* Problem requirements
Retype each record shown below, leaving every character as it is.
begin
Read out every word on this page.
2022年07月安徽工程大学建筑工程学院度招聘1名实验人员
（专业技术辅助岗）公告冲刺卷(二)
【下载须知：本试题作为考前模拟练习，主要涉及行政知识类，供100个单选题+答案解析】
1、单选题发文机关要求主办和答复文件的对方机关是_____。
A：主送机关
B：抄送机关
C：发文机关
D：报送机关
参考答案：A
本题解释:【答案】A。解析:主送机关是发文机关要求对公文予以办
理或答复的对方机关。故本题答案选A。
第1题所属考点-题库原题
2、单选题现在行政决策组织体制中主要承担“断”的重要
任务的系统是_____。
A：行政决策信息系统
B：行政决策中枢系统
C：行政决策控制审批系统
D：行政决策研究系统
end
* Problem solution
Read out every word on this page.
2022年07月安徽工程大学建筑工程学院度招聘1名实验人员
（专业技术辅助岗）公告冲刺卷(二)
【下载须知：本试题作为考前模拟练习，主要涉及行政知识类，供100个单选题+答案解析】
1、单选题发文机关要求主办和答复文件的对方机关是_____。
A：主送机关
B：抄送机关
C：发文机关
D：报送机关
参考答案：A
本题解释:【答案】A。解析:主送机关是发文机关要求对公文予以办
理或答复的对方机关。故本题答案选A。
第1题所属考点-题库原题
2、单选题现在行政决策组织体制中主要承担“断”的重要
任务的系统是_____。
A：行政决策信息系统
B：行政决策中枢系统
C：行政决策控制审批系统
D：行政决策研究系统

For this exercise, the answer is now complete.